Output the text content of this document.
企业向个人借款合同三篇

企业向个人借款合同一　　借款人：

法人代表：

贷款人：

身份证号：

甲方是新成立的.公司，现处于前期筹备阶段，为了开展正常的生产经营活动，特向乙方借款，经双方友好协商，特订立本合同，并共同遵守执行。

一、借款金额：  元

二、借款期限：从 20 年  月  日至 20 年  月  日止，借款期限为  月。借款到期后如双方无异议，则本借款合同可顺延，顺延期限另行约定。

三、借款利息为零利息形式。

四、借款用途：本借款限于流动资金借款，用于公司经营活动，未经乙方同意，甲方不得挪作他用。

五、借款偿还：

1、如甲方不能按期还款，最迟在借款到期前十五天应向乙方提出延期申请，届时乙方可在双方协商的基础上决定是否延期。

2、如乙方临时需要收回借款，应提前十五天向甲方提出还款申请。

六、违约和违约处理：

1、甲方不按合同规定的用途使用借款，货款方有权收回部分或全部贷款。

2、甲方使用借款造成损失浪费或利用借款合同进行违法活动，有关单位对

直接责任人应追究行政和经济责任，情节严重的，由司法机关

**PROBLEM**
Please repeat all the records above exactly as they appear.

**THE RESPONSE**
Output the text content of this document.
企业向个人借款合同三篇

企业向个人借款合同一　　借款人：

法人代表：

贷款人：

身份证号：

甲方是新成立的.公司，现处于前期筹备阶段，为了开展正常的生产经营活动，特向乙方借款，经双方友好协商，特订立本合同，并共同遵守执行。

一、借款金额：  元

二、借款期限：从 20 年  月  日至 20 年  月  日止，借款期限为  月。借款到期后如双方无异议，则本借款合同可顺延，顺延期限另行约定。

三、借款利息为零利息形式。

四、借款用途：本借款限于流动资金借款，用于公司经营活动，未经乙方同意，甲方不得挪作他用。

五、借款偿还：

1、如甲方不能按期还款，最迟在借款到期前十五天应向乙方提出延期申请，届时乙方可在双方协商的基础上决定是否延期。

2、如乙方临时需要收回借款，应提前十五天向甲方提出还款申请。

六、违约和违约处理：

1、甲方不按合同规定的用途使用借款，货款方有权收回部分或全部贷款。

2、甲方使用借款造成损失浪费或利用借款合同进行违法活动，有关单位对

直接责任人应追究行政和经济责任，情节严重的，由司法机关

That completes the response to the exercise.